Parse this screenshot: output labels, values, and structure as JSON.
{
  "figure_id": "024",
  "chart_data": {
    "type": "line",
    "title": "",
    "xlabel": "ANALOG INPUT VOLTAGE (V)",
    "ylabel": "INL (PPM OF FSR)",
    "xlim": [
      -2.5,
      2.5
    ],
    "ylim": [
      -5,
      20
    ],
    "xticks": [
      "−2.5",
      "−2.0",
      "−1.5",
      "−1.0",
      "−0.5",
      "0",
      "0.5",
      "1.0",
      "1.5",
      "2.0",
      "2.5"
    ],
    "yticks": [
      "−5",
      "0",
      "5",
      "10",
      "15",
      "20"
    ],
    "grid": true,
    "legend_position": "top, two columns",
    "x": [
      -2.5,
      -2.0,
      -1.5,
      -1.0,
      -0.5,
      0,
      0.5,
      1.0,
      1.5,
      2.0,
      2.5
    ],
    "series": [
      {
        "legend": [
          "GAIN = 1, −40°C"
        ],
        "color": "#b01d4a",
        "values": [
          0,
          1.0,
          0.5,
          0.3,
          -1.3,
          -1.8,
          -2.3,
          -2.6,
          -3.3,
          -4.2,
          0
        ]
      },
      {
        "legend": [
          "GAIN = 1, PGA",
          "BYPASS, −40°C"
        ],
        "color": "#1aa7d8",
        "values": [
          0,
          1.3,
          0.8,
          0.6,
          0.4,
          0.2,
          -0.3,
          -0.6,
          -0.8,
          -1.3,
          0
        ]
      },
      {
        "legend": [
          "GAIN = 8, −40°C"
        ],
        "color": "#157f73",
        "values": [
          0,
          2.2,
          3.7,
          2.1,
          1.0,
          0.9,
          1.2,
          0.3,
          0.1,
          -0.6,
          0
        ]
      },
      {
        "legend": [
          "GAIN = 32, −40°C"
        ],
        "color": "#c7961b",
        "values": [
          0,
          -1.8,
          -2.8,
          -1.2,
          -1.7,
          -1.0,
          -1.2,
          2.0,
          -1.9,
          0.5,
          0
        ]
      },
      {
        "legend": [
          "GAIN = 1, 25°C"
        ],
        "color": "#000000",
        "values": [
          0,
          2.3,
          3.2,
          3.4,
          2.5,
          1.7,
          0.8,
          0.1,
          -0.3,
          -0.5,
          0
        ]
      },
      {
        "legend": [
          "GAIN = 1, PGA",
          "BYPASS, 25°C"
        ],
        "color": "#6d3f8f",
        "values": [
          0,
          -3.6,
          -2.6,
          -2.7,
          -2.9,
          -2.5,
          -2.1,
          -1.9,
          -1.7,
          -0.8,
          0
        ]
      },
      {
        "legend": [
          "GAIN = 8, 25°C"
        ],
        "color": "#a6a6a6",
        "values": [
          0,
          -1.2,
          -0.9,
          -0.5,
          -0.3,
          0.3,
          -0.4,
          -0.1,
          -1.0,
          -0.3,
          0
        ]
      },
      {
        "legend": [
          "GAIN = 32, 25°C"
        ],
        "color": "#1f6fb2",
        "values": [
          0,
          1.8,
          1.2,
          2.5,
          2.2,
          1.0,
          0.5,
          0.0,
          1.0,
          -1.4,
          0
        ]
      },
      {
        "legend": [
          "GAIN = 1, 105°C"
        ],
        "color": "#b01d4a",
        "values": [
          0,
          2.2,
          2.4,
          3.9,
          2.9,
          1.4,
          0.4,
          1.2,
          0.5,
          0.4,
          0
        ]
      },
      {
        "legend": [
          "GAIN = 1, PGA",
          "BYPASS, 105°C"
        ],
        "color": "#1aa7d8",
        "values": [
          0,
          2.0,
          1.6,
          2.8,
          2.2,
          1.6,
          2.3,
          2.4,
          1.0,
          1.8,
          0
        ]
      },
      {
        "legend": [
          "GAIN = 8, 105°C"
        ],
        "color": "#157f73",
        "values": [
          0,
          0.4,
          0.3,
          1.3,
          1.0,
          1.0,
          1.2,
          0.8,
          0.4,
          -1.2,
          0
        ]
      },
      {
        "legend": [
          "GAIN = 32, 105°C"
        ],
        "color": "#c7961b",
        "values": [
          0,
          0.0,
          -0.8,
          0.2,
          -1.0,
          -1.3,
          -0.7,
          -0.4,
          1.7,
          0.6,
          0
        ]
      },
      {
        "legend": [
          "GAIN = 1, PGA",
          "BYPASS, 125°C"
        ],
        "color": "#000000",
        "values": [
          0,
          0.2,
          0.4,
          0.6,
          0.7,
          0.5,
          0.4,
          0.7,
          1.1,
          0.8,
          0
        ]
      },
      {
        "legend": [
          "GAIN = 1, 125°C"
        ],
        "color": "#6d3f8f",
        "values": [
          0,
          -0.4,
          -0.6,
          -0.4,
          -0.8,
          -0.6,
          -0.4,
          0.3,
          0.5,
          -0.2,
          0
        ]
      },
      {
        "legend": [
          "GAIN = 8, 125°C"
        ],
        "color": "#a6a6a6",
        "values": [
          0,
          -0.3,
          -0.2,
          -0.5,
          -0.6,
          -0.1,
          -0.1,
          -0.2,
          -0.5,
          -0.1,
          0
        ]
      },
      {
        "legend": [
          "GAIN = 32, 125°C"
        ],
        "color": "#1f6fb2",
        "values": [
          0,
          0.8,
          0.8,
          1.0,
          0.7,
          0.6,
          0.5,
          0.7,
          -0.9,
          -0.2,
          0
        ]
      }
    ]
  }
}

+ + +

● **Exercise task**
Only lines holding the string "BYPASS" are wanted; gather each one from the entries above.

● **Solution below**
          "BYPASS, −40°C"
          "BYPASS, 25°C"
          "BYPASS, 105°C"
          "BYPASS, 125°C"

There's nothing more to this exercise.